───── Stored rows
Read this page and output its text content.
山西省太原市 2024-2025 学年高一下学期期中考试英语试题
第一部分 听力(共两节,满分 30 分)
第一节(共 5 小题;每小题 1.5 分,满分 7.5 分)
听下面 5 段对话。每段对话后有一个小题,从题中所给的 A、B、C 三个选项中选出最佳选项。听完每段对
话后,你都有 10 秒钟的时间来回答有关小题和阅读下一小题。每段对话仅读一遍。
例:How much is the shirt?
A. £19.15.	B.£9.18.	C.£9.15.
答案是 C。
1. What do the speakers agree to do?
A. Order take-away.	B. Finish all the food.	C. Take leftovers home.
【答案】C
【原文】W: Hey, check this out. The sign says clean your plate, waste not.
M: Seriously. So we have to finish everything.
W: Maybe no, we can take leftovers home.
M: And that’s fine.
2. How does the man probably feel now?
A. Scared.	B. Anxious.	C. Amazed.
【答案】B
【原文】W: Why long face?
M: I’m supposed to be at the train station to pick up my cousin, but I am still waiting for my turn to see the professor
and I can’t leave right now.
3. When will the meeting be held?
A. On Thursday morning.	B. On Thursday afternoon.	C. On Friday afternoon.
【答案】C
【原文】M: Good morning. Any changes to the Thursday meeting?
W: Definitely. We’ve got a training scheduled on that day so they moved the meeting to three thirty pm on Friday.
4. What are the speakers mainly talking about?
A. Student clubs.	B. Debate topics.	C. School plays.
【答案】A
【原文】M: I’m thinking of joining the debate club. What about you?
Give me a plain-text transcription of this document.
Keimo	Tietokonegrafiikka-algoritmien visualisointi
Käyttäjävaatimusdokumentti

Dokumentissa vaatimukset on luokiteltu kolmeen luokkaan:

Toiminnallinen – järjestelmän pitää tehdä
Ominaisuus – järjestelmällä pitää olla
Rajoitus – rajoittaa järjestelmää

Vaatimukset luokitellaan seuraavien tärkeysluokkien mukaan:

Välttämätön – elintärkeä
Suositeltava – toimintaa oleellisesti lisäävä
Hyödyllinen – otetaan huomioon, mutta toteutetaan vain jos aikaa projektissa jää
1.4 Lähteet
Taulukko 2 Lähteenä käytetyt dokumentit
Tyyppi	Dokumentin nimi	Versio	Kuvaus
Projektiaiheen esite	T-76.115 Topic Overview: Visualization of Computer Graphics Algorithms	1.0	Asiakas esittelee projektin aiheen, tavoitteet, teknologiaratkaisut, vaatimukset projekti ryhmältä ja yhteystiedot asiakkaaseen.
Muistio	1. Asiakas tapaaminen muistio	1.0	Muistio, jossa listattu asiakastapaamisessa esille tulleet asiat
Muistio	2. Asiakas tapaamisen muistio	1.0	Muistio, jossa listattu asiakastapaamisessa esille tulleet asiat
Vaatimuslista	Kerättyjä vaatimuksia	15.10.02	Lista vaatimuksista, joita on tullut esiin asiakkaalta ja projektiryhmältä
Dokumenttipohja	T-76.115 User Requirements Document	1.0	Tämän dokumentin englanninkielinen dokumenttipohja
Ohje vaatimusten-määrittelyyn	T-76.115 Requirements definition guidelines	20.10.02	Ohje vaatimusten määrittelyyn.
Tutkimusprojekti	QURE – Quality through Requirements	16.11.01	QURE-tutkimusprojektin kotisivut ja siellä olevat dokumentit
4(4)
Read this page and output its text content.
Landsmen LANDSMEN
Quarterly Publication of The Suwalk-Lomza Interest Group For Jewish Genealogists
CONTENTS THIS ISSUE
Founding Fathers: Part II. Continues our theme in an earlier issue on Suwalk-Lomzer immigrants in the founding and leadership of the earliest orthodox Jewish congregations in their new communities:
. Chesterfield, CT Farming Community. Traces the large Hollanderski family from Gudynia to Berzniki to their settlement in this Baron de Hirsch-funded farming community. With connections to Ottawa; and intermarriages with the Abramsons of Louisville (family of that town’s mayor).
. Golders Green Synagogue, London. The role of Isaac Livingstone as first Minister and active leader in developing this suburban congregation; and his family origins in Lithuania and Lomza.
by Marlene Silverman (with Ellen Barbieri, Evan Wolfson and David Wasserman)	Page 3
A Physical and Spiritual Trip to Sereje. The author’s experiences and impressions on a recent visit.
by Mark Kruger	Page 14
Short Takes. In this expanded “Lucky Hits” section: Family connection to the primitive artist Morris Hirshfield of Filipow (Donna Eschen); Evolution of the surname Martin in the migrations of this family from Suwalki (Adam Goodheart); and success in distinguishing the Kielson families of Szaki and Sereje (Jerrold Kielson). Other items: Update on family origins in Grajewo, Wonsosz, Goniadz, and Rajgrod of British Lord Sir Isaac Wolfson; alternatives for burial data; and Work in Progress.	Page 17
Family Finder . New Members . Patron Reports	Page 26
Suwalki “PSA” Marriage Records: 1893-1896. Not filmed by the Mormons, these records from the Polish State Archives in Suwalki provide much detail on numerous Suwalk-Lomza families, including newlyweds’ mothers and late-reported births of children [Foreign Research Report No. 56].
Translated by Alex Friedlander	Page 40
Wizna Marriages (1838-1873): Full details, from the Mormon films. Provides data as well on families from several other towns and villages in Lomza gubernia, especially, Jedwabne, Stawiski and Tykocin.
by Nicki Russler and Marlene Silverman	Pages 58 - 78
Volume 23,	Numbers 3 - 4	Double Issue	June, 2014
──────────
> [Problem requirements] Identify the lines in the entries above that contain "Muistio", then copy them out.

> [Full response]
Muistio	1. Asiakas tapaaminen muistio	1.0	Muistio, jossa listattu asiakastapaamisessa esille tulleet asiat
Muistio	2. Asiakas tapaamisen muistio	1.0	Muistio, jossa listattu asiakastapaamisessa esille tulleet asiat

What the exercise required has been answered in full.